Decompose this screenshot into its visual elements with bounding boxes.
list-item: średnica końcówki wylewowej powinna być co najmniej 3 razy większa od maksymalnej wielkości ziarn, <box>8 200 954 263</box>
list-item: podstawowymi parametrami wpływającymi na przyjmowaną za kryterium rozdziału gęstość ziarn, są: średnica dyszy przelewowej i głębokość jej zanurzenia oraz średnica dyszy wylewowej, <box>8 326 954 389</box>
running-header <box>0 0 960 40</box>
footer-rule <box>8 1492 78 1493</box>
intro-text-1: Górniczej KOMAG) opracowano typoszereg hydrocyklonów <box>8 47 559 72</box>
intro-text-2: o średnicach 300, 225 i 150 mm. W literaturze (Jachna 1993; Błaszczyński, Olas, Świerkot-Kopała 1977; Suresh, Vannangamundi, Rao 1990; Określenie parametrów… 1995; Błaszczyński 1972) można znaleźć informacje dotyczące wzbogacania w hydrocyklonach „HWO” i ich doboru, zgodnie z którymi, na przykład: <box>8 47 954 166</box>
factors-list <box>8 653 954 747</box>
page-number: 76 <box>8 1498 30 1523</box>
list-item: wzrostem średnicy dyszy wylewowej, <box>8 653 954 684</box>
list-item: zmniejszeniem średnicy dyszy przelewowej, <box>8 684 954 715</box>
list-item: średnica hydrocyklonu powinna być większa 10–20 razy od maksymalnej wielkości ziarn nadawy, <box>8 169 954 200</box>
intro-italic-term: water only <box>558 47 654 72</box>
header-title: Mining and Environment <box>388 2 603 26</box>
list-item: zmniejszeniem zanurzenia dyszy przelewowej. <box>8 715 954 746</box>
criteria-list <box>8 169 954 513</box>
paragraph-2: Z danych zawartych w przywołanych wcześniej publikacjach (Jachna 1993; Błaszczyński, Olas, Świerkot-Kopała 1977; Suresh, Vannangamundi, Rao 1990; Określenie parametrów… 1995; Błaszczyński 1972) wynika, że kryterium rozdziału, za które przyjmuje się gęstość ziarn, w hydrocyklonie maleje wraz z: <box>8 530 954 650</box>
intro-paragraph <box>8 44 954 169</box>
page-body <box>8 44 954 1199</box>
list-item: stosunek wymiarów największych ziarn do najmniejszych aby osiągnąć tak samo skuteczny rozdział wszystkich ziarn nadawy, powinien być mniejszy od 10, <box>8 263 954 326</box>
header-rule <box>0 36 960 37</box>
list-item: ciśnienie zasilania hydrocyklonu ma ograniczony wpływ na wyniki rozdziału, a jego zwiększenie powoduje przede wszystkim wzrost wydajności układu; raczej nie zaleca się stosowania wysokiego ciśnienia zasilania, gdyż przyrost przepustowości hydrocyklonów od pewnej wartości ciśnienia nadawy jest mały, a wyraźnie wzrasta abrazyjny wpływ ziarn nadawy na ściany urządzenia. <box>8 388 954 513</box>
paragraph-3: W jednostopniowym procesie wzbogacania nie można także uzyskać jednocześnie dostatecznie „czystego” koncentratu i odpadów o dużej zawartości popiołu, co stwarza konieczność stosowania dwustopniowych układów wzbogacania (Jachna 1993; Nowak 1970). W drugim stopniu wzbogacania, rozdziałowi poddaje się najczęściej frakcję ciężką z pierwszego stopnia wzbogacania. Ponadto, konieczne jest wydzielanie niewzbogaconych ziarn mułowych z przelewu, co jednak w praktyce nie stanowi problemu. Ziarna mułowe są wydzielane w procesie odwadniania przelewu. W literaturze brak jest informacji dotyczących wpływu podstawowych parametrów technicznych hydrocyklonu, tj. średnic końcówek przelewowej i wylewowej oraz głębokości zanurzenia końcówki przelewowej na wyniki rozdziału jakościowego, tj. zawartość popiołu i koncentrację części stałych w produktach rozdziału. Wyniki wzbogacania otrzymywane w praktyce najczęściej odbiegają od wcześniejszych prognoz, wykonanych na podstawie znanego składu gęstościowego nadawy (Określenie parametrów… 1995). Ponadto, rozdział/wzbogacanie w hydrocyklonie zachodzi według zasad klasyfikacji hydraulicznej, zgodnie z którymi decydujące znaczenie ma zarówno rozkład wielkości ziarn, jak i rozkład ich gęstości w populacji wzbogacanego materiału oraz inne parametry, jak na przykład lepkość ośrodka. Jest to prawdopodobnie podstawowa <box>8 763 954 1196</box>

- - -

* [PROBLEM STATEMENT] In the records, starting with the first line and going on through the line that contains "intro-text-1: Górniczej KOMAG)", change "running-header" to "page-header". Write out only those lines, with nothing else altered.

* [RESULT BELOW]
Decompose this screenshot into its visual elements with bounding boxes.
list-item: średnica końcówki wylewowej powinna być co najmniej 3 razy większa od maksymalnej wielkości ziarn, <box>8 200 954 263</box>
list-item: podstawowymi parametrami wpływającymi na przyjmowaną za kryterium rozdziału gęstość ziarn, są: średnica dyszy przelewowej i głębokość jej zanurzenia oraz średnica dyszy wylewowej, <box>8 326 954 389</box>
page-header <box>0 0 960 40</box>
footer-rule <box>8 1492 78 1493</box>
intro-text-1: Górniczej KOMAG) opracowano typoszereg hydrocyklonów <box>8 47 559 72</box>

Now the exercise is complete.